Pull out all lines from the listing below in which the word "phosphate" appears.
◇ ◇ ◇ ◇ ◇ ◇ ◇
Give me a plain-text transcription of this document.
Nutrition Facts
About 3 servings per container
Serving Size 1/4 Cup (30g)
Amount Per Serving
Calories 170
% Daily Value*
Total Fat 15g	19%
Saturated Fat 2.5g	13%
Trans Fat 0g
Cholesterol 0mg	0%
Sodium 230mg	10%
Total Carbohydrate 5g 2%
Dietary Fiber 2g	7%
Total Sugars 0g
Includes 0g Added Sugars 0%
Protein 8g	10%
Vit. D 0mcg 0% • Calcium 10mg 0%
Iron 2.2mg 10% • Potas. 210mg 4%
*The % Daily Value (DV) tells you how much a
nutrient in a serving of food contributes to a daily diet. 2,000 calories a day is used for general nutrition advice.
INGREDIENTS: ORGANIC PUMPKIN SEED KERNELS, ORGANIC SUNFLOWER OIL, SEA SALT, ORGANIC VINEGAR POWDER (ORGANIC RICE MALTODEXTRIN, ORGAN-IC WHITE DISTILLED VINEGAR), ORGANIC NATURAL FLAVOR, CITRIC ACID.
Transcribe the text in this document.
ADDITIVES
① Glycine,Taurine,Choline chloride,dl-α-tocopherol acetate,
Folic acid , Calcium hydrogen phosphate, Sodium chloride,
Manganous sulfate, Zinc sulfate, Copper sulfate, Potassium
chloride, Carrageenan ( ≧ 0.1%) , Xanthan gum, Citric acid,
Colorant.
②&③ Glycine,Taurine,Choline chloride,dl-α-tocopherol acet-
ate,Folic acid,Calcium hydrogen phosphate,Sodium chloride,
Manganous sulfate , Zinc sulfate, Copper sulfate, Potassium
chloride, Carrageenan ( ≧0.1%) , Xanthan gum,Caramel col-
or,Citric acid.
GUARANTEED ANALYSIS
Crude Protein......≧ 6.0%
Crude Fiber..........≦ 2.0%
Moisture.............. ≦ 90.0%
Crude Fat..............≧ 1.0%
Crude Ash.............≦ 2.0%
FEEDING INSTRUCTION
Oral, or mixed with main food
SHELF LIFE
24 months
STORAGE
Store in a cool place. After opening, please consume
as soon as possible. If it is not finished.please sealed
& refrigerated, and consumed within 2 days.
◇ ◇ ◇ ◇ ◇ ◇ ◇
■ Task output
Folic acid , Calcium hydrogen phosphate, Sodium chloride,
ate,Folic acid,Calcium hydrogen phosphate,Sodium chloride,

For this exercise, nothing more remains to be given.